What is being asked ▸ Read the listing and extract each line that includes the word "Патологоанатомическая".

Extracted data entries ▸
== == ==

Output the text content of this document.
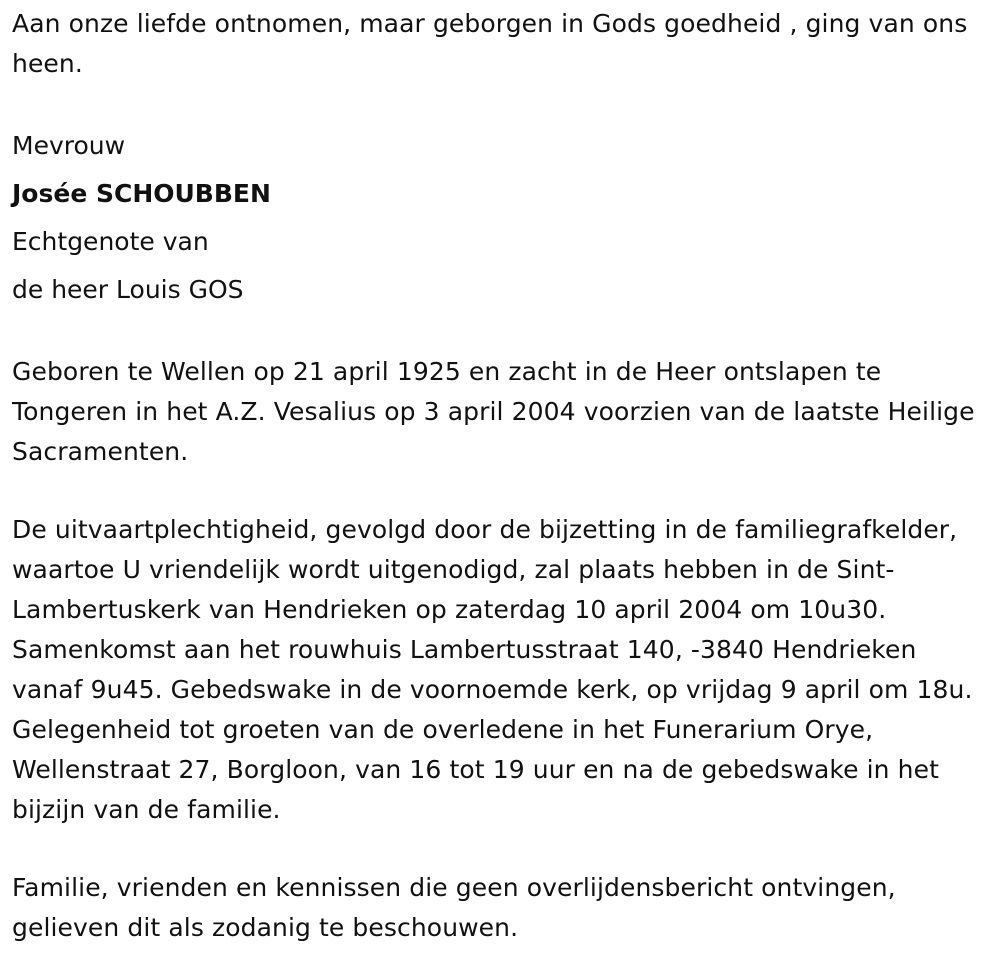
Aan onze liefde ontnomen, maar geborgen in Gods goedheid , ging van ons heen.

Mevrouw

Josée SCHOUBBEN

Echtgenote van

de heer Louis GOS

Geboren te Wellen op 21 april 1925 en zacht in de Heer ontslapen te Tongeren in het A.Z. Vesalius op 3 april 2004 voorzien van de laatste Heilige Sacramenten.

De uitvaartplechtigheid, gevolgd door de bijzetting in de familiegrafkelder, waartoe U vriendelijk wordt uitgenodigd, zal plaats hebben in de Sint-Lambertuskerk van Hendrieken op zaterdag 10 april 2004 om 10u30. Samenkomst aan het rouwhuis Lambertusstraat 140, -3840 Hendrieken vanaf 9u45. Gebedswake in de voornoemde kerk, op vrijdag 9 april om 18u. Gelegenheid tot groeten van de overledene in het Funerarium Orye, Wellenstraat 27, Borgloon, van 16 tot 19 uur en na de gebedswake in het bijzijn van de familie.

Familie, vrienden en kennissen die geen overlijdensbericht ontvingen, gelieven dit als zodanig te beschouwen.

== == ==

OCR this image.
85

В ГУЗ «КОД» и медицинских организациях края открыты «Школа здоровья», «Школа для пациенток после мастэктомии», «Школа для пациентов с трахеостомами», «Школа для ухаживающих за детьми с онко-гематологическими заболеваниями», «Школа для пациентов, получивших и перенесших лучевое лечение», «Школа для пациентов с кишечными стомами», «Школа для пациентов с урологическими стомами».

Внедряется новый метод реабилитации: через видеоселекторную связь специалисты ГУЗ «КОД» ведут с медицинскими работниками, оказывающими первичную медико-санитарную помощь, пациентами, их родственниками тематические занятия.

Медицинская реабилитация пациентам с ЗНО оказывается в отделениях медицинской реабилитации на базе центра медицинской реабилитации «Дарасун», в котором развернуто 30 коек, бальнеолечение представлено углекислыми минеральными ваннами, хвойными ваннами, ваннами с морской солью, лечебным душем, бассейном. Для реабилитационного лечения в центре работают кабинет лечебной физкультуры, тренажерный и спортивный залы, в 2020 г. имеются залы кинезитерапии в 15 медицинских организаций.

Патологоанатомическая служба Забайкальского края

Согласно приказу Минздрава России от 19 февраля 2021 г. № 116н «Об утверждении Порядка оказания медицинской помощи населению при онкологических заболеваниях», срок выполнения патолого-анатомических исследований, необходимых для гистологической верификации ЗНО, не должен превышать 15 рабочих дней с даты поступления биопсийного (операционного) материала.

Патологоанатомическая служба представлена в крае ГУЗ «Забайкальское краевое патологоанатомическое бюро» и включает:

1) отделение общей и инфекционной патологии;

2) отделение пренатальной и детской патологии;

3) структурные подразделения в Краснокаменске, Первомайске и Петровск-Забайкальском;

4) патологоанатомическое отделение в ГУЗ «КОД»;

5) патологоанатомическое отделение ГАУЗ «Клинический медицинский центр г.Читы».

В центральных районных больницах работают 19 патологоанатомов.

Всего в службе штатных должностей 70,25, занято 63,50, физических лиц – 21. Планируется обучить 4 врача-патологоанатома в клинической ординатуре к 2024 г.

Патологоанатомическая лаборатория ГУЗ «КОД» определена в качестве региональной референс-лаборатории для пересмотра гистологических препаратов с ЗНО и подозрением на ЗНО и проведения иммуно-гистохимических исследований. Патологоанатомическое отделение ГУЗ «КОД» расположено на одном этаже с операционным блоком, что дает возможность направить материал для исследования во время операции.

== == ==

Complete answer ▸
Патологоанатомическая служба Забайкальского края
Патологоанатомическая служба представлена в крае ГУЗ «Забайкальское краевое патологоанатомическое бюро» и включает:
Патологоанатомическая лаборатория ГУЗ «КОД» определена в качестве региональной референс-лаборатории для пересмотра гистологических препаратов с ЗНО и подозрением на ЗНО и проведения иммуно-гистохимических исследований. Патологоанатомическое отделение ГУЗ «КОД» расположено на одном этаже с операционным блоком, что дает возможность направить материал для исследования во время операции.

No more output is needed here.